>>>

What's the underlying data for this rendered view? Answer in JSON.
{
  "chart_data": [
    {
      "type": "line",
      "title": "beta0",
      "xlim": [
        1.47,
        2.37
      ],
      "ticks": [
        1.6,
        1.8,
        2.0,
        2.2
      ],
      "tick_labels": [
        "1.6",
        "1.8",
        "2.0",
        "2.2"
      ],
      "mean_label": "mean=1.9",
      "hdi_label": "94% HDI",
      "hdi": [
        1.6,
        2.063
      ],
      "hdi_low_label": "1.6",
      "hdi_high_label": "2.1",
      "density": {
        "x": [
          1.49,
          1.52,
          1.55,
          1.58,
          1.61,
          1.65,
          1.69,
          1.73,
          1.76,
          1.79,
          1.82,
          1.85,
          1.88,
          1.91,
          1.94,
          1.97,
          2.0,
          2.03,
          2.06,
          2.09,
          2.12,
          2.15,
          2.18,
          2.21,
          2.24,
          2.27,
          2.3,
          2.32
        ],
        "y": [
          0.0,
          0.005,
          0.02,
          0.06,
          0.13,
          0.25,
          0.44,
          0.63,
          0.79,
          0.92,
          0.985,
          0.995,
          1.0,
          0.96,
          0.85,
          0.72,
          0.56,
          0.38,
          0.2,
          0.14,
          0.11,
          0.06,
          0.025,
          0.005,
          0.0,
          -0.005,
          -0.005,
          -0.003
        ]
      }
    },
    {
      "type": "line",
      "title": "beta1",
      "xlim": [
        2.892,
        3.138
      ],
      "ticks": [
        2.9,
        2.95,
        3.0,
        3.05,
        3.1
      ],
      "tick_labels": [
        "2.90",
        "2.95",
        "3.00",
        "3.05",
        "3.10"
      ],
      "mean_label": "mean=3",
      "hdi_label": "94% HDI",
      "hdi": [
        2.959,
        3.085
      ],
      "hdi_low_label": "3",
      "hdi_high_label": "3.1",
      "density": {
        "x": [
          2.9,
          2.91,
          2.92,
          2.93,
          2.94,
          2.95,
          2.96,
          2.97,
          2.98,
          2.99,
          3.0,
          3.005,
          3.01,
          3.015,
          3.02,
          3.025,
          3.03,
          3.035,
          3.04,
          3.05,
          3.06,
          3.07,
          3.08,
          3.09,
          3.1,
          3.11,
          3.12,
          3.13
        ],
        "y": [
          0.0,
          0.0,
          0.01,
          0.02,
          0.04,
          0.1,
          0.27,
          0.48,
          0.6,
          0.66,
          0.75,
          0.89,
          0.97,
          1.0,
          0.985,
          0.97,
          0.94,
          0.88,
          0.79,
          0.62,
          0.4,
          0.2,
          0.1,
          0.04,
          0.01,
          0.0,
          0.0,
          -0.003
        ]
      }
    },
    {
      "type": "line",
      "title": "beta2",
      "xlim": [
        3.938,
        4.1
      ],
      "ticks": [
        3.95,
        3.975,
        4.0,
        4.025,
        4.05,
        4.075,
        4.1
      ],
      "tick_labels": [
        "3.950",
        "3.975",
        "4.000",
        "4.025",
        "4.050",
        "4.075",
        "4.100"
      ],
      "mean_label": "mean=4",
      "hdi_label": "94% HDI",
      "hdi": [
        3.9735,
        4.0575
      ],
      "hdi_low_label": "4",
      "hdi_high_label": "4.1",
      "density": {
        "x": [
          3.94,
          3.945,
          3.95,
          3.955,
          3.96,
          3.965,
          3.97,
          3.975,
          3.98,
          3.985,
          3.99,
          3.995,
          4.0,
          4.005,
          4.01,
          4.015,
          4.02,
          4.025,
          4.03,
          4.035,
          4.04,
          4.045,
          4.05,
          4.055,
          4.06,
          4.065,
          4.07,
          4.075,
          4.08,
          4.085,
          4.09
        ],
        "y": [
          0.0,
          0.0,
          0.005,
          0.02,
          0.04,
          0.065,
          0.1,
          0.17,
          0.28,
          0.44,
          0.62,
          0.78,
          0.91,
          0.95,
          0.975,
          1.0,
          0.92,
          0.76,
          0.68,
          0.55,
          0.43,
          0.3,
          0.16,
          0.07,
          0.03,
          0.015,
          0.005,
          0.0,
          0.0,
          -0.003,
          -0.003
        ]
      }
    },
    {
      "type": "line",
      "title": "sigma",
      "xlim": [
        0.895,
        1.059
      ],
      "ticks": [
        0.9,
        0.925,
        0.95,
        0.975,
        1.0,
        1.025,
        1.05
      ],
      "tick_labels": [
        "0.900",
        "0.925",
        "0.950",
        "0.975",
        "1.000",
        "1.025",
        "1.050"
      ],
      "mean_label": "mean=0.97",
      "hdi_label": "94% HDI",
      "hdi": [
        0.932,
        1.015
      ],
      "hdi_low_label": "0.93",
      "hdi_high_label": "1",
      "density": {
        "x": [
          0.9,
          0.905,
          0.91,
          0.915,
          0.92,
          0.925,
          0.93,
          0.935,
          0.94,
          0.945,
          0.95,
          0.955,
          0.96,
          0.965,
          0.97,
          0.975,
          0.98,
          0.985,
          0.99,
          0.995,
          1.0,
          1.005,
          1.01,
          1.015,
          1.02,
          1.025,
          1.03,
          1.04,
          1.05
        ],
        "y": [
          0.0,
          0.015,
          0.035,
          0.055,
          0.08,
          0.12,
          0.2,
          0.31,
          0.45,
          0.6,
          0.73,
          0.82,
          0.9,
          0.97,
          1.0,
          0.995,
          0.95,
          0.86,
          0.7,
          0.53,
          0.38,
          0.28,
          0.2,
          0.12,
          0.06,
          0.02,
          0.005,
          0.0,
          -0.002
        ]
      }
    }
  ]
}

<<<

• [Work to do] Repeat every line of the material exactly as given.

• [Result for this task]
What's the underlying data for this rendered view? Answer in JSON.
{
  "chart_data": [
    {
      "type": "line",
      "title": "beta0",
      "xlim": [
        1.47,
        2.37
      ],
      "ticks": [
        1.6,
        1.8,
        2.0,
        2.2
      ],
      "tick_labels": [
        "1.6",
        "1.8",
        "2.0",
        "2.2"
      ],
      "mean_label": "mean=1.9",
      "hdi_label": "94% HDI",
      "hdi": [
        1.6,
        2.063
      ],
      "hdi_low_label": "1.6",
      "hdi_high_label": "2.1",
      "density": {
        "x": [
          1.49,
          1.52,
          1.55,
          1.58,
          1.61,
          1.65,
          1.69,
          1.73,
          1.76,
          1.79,
          1.82,
          1.85,
          1.88,
          1.91,
          1.94,
          1.97,
          2.0,
          2.03,
          2.06,
          2.09,
          2.12,
          2.15,
          2.18,
          2.21,
          2.24,
          2.27,
          2.3,
          2.32
        ],
        "y": [
          0.0,
          0.005,
          0.02,
          0.06,
          0.13,
          0.25,
          0.44,
          0.63,
          0.79,
          0.92,
          0.985,
          0.995,
          1.0,
          0.96,
          0.85,
          0.72,
          0.56,
          0.38,
          0.2,
          0.14,
          0.11,
          0.06,
          0.025,
          0.005,
          0.0,
          -0.005,
          -0.005,
          -0.003
        ]
      }
    },
    {
      "type": "line",
      "title": "beta1",
      "xlim": [
        2.892,
        3.138
      ],
      "ticks": [
        2.9,
        2.95,
        3.0,
        3.05,
        3.1
      ],
      "tick_labels": [
        "2.90",
        "2.95",
        "3.00",
        "3.05",
        "3.10"
      ],
      "mean_label": "mean=3",
      "hdi_label": "94% HDI",
      "hdi": [
        2.959,
        3.085
      ],
      "hdi_low_label": "3",
      "hdi_high_label": "3.1",
      "density": {
        "x": [
          2.9,
          2.91,
          2.92,
          2.93,
          2.94,
          2.95,
          2.96,
          2.97,
          2.98,
          2.99,
          3.0,
          3.005,
          3.01,
          3.015,
          3.02,
          3.025,
          3.03,
          3.035,
          3.04,
          3.05,
          3.06,
          3.07,
          3.08,
          3.09,
          3.1,
          3.11,
          3.12,
          3.13
        ],
        "y": [
          0.0,
          0.0,
          0.01,
          0.02,
          0.04,
          0.1,
          0.27,
          0.48,
          0.6,
          0.66,
          0.75,
          0.89,
          0.97,
          1.0,
          0.985,
          0.97,
          0.94,
          0.88,
          0.79,
          0.62,
          0.4,
          0.2,
          0.1,
          0.04,
          0.01,
          0.0,
          0.0,
          -0.003
        ]
      }
    },
    {
      "type": "line",
      "title": "beta2",
      "xlim": [
        3.938,
        4.1
      ],
      "ticks": [
        3.95,
        3.975,
        4.0,
        4.025,
        4.05,
        4.075,
        4.1
      ],
      "tick_labels": [
        "3.950",
        "3.975",
        "4.000",
        "4.025",
        "4.050",
        "4.075",
        "4.100"
      ],
      "mean_label": "mean=4",
      "hdi_label": "94% HDI",
      "hdi": [
        3.9735,
        4.0575
      ],
      "hdi_low_label": "4",
      "hdi_high_label": "4.1",
      "density": {
        "x": [
          3.94,
          3.945,
          3.95,
          3.955,
          3.96,
          3.965,
          3.97,
          3.975,
          3.98,
          3.985,
          3.99,
          3.995,
          4.0,
          4.005,
          4.01,
          4.015,
          4.02,
          4.025,
          4.03,
          4.035,
          4.04,
          4.045,
          4.05,
          4.055,
          4.06,
          4.065,
          4.07,
          4.075,
          4.08,
          4.085,
          4.09
        ],
        "y": [
          0.0,
          0.0,
          0.005,
          0.02,
          0.04,
          0.065,
          0.1,
          0.17,
          0.28,
          0.44,
          0.62,
          0.78,
          0.91,
          0.95,
          0.975,
          1.0,
          0.92,
          0.76,
          0.68,
          0.55,
          0.43,
          0.3,
          0.16,
          0.07,
          0.03,
          0.015,
          0.005,
          0.0,
          0.0,
          -0.003,
          -0.003
        ]
      }
    },
    {
      "type": "line",
      "title": "sigma",
      "xlim": [
        0.895,
        1.059
      ],
      "ticks": [
        0.9,
        0.925,
        0.95,
        0.975,
        1.0,
        1.025,
        1.05
      ],
      "tick_labels": [
        "0.900",
        "0.925",
        "0.950",
        "0.975",
        "1.000",
        "1.025",
        "1.050"
      ],
      "mean_label": "mean=0.97",
      "hdi_label": "94% HDI",
      "hdi": [
        0.932,
        1.015
      ],
      "hdi_low_label": "0.93",
      "hdi_high_label": "1",
      "density": {
        "x": [
          0.9,
          0.905,
          0.91,
          0.915,
          0.92,
          0.925,
          0.93,
          0.935,
          0.94,
          0.945,
          0.95,
          0.955,
          0.96,
          0.965,
          0.97,
          0.975,
          0.98,
          0.985,
          0.99,
          0.995,
          1.0,
          1.005,
          1.01,
          1.015,
          1.02,
          1.025,
          1.03,
          1.04,
          1.05
        ],
        "y": [
          0.0,
          0.015,
          0.035,
          0.055,
          0.08,
          0.12,
          0.2,
          0.31,
          0.45,
          0.6,
          0.73,
          0.82,
          0.9,
          0.97,
          1.0,
          0.995,
          0.95,
          0.86,
          0.7,
          0.53,
          0.38,
          0.28,
          0.2,
          0.12,
          0.06,
          0.02,
          0.005,
          0.0,
          -0.002
        ]
      }
    }
  ]
}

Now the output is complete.